### WORK REQUIRED
Work out the number of lines with the word "JSON" in the material below, then reply with that number only.

--

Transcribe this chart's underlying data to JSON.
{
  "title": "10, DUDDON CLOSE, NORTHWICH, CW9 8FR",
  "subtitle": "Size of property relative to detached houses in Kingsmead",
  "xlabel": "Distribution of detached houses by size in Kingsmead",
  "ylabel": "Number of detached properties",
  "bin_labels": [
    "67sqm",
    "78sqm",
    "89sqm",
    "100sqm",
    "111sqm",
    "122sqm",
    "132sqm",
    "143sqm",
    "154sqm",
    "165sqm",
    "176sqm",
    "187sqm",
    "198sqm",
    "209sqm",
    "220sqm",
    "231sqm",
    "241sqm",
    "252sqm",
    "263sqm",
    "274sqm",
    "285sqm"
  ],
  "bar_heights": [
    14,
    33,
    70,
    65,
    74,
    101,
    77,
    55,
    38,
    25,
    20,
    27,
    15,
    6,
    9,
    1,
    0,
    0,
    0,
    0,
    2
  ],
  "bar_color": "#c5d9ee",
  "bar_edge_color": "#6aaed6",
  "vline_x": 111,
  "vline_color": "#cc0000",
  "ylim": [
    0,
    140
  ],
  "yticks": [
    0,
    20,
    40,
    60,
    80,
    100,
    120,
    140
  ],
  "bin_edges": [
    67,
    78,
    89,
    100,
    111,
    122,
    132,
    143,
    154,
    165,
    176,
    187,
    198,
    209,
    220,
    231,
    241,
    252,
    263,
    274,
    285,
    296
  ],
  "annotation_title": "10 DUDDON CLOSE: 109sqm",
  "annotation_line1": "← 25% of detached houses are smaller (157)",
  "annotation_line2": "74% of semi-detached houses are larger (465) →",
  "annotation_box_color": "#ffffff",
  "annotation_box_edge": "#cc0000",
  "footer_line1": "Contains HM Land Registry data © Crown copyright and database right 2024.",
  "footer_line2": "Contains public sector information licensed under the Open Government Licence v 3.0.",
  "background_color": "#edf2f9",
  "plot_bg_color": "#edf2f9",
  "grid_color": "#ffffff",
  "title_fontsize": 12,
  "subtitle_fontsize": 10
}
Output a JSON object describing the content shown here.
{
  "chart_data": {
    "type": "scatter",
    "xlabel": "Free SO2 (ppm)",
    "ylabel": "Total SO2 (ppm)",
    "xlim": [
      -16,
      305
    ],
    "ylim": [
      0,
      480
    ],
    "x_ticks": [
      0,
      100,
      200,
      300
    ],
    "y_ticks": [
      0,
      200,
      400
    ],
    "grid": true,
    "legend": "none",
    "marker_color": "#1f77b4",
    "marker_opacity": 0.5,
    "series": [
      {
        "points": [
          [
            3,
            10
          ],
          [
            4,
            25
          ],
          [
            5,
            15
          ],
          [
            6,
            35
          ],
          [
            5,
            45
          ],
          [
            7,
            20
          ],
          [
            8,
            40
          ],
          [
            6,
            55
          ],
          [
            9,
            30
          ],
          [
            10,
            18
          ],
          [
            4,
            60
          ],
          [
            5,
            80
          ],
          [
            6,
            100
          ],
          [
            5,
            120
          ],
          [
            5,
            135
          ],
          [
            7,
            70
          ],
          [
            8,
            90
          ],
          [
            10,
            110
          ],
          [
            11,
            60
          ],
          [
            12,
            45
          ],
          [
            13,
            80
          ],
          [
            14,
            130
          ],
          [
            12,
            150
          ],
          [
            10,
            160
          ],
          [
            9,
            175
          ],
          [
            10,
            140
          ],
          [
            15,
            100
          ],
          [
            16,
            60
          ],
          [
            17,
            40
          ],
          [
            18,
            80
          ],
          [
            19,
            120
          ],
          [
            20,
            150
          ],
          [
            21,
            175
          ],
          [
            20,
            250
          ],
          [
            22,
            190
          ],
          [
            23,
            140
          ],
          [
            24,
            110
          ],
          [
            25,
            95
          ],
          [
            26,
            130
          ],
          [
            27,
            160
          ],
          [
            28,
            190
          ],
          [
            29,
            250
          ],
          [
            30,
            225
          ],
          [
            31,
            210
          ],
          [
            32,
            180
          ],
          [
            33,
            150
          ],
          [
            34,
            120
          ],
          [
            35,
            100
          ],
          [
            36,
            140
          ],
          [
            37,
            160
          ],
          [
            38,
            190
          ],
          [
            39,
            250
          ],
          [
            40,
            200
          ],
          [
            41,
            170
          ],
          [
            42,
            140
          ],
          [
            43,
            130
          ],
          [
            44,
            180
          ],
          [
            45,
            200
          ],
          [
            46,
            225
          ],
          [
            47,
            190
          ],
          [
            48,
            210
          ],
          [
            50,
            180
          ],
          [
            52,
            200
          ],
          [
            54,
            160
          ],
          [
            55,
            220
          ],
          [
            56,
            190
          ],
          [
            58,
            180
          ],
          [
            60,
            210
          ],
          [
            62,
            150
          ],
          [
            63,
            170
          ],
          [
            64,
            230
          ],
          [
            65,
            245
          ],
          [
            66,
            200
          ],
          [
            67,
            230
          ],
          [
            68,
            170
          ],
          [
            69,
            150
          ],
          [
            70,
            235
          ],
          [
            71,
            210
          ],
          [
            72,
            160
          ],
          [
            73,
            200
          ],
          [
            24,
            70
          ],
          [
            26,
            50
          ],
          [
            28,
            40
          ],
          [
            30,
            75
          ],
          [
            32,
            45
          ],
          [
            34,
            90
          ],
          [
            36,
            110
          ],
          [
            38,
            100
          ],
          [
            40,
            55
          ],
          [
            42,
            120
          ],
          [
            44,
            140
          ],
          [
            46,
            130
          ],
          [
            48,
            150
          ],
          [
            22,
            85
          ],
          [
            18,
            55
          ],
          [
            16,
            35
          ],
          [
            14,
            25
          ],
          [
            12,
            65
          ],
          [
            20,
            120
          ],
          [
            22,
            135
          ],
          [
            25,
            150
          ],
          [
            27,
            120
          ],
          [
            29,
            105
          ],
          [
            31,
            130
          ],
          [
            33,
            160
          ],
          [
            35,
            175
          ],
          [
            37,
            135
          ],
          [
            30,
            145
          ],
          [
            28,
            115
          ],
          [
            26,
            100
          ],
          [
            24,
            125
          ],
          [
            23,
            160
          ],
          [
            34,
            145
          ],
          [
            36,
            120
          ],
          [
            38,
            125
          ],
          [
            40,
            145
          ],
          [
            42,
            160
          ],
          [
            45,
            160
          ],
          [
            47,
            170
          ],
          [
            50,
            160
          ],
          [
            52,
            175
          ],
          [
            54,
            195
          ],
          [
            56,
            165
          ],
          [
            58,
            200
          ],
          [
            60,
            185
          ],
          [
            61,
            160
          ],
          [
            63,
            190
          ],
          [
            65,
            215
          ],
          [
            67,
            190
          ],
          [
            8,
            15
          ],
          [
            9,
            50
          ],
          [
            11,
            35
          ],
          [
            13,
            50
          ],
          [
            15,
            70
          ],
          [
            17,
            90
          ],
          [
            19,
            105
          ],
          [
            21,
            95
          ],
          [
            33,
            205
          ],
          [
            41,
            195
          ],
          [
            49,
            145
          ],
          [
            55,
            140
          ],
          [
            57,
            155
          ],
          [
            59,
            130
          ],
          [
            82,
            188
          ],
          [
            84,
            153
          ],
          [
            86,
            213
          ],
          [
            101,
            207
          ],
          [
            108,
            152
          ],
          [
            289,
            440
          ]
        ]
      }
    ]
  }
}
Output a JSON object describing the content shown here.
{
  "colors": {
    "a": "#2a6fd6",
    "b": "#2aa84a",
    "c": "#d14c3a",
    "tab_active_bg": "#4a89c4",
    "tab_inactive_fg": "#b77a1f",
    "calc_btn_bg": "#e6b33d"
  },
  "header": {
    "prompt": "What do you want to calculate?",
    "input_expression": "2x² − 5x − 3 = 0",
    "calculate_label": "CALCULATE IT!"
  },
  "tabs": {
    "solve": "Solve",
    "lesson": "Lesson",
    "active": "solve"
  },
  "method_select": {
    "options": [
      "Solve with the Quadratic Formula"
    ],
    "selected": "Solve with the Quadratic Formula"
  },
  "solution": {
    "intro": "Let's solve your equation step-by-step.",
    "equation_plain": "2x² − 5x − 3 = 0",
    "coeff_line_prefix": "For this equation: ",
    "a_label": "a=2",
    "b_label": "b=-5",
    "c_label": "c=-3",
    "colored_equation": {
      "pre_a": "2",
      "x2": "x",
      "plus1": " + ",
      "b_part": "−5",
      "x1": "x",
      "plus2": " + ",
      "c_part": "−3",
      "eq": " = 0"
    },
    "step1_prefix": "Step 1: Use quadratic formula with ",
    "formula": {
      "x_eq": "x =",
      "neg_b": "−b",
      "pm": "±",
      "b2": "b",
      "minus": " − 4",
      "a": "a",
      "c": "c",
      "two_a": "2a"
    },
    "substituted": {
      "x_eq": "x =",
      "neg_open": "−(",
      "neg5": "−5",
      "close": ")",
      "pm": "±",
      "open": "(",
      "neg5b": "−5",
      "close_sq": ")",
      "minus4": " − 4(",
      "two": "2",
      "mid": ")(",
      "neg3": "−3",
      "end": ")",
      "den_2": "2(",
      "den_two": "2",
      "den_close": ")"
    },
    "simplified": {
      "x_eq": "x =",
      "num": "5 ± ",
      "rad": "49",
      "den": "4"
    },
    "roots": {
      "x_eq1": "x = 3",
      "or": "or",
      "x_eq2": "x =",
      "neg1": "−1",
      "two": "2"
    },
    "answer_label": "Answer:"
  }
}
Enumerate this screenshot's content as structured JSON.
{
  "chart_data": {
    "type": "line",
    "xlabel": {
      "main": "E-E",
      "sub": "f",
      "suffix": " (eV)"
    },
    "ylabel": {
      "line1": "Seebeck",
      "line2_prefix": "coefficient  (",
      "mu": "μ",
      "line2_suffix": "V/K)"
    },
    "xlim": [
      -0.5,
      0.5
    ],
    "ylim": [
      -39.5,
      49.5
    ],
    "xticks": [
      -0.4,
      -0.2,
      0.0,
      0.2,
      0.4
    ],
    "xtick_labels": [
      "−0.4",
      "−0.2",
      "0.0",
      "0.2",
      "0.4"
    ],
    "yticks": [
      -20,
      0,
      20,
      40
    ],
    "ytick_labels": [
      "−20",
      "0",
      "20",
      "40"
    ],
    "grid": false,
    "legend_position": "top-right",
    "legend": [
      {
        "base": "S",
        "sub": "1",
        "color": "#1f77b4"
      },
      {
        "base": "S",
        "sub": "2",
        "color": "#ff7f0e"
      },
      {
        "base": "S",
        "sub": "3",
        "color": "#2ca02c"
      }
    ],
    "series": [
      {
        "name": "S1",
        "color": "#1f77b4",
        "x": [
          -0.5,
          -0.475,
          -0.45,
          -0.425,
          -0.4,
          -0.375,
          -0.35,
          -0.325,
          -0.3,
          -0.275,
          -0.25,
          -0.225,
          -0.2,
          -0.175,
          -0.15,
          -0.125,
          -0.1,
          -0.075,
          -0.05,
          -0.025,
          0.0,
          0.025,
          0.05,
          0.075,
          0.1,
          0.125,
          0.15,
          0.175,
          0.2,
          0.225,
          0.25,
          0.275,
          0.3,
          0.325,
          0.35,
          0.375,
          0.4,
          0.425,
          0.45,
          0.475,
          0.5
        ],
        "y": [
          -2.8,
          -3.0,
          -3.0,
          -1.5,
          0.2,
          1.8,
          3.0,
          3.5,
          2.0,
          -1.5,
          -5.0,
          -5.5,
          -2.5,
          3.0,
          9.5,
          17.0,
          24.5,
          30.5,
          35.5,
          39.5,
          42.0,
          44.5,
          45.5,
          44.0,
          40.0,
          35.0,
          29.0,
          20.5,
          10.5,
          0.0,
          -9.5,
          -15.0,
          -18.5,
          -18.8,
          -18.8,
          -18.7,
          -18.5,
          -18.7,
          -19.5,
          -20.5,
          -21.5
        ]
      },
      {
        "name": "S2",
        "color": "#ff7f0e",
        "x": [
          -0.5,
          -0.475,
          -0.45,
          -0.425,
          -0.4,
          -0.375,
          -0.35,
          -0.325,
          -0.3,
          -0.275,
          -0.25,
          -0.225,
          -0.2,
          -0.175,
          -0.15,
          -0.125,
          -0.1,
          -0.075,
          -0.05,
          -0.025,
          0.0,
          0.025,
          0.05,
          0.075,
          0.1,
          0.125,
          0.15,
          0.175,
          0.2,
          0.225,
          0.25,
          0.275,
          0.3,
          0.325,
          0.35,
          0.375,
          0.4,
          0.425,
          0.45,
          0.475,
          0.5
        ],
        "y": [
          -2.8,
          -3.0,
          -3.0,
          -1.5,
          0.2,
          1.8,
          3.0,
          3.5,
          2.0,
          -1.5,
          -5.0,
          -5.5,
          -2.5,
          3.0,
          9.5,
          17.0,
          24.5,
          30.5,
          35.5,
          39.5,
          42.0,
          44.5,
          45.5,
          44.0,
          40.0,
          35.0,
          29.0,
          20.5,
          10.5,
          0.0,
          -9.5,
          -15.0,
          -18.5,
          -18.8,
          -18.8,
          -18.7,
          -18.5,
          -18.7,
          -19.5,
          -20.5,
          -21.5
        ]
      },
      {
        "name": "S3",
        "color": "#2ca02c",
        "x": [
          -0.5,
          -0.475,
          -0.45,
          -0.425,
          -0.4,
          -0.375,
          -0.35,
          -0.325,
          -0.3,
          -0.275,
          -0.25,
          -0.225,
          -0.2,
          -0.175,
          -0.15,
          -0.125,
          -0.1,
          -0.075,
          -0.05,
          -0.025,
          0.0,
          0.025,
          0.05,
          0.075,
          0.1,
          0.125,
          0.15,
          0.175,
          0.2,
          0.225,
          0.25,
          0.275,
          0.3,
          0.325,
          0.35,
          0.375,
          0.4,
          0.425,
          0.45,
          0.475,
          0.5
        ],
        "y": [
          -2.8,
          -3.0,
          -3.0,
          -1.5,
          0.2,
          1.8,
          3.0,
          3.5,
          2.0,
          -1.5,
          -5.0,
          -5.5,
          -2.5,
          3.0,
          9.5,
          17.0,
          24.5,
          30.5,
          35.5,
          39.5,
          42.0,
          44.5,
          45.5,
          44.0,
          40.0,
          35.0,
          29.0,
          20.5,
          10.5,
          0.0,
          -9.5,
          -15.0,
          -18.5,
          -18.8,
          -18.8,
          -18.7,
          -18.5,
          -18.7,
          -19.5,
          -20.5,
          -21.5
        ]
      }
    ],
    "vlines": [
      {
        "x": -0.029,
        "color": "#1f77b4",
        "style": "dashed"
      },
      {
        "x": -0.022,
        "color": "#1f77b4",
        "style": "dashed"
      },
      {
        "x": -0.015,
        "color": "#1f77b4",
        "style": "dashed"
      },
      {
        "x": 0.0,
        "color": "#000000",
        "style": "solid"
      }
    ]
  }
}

--

### EXERCISE ANSWER
4